-- start Dataset rows --

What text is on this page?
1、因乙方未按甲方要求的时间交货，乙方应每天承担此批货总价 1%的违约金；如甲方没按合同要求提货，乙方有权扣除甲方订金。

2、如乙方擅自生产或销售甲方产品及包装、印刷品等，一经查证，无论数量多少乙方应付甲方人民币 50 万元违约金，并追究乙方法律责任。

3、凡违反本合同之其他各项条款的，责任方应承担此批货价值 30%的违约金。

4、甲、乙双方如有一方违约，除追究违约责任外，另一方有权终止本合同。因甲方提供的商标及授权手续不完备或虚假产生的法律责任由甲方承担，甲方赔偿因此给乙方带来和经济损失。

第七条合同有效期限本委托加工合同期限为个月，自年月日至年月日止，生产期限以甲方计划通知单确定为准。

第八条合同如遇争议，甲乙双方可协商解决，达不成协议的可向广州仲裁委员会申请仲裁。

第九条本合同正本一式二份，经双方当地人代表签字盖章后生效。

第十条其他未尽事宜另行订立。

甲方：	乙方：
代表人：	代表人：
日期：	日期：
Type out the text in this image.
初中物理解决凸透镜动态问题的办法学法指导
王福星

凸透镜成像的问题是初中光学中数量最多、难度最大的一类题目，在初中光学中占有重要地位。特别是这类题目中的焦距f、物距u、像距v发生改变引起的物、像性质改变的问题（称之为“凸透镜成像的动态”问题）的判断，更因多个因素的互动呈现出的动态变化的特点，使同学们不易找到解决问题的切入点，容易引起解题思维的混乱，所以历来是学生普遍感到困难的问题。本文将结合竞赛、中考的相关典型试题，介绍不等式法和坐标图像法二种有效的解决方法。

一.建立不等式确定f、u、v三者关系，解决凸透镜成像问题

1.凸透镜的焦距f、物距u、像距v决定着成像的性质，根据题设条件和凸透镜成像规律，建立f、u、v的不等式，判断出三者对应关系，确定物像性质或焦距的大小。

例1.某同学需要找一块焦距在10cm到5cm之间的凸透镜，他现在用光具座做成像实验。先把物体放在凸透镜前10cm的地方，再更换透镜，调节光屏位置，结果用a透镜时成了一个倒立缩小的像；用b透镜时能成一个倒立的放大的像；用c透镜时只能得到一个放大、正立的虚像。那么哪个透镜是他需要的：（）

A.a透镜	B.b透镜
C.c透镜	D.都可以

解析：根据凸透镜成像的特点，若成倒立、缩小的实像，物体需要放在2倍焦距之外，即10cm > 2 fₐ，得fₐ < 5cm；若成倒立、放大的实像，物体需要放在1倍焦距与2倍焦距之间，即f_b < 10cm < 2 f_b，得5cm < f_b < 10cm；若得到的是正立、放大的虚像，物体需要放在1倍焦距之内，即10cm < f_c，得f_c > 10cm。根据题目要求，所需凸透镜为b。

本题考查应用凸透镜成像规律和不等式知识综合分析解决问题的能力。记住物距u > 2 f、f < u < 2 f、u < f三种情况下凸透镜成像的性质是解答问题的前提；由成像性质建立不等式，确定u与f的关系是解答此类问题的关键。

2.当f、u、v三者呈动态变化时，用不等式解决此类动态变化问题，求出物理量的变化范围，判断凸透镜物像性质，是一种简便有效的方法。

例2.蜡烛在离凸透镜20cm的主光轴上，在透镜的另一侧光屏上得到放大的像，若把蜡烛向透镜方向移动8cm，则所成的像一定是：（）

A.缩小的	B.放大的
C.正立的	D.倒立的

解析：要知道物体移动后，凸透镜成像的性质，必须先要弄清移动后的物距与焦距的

-- end Dataset rows --

Problem statement =>
Quote exactly and only the lines from the one holding "Type out the text in this image." through the end of the data.

Task output =>
Type out the text in this image.
初中物理解决凸透镜动态问题的办法学法指导
王福星

凸透镜成像的问题是初中光学中数量最多、难度最大的一类题目，在初中光学中占有重要地位。特别是这类题目中的焦距f、物距u、像距v发生改变引起的物、像性质改变的问题（称之为“凸透镜成像的动态”问题）的判断，更因多个因素的互动呈现出的动态变化的特点，使同学们不易找到解决问题的切入点，容易引起解题思维的混乱，所以历来是学生普遍感到困难的问题。本文将结合竞赛、中考的相关典型试题，介绍不等式法和坐标图像法二种有效的解决方法。

一.建立不等式确定f、u、v三者关系，解决凸透镜成像问题

1.凸透镜的焦距f、物距u、像距v决定着成像的性质，根据题设条件和凸透镜成像规律，建立f、u、v的不等式，判断出三者对应关系，确定物像性质或焦距的大小。

例1.某同学需要找一块焦距在10cm到5cm之间的凸透镜，他现在用光具座做成像实验。先把物体放在凸透镜前10cm的地方，再更换透镜，调节光屏位置，结果用a透镜时成了一个倒立缩小的像；用b透镜时能成一个倒立的放大的像；用c透镜时只能得到一个放大、正立的虚像。那么哪个透镜是他需要的：（）

A.a透镜	B.b透镜
C.c透镜	D.都可以

解析：根据凸透镜成像的特点，若成倒立、缩小的实像，物体需要放在2倍焦距之外，即10cm > 2 fₐ，得fₐ < 5cm；若成倒立、放大的实像，物体需要放在1倍焦距与2倍焦距之间，即f_b < 10cm < 2 f_b，得5cm < f_b < 10cm；若得到的是正立、放大的虚像，物体需要放在1倍焦距之内，即10cm < f_c，得f_c > 10cm。根据题目要求，所需凸透镜为b。

本题考查应用凸透镜成像规律和不等式知识综合分析解决问题的能力。记住物距u > 2 f、f < u < 2 f、u < f三种情况下凸透镜成像的性质是解答问题的前提；由成像性质建立不等式，确定u与f的关系是解答此类问题的关键。

2.当f、u、v三者呈动态变化时，用不等式解决此类动态变化问题，求出物理量的变化范围，判断凸透镜物像性质，是一种简便有效的方法。

例2.蜡烛在离凸透镜20cm的主光轴上，在透镜的另一侧光屏上得到放大的像，若把蜡烛向透镜方向移动8cm，则所成的像一定是：（）

A.缩小的	B.放大的
C.正立的	D.倒立的

解析：要知道物体移动后，凸透镜成像的性质，必须先要弄清移动后的物距与焦距的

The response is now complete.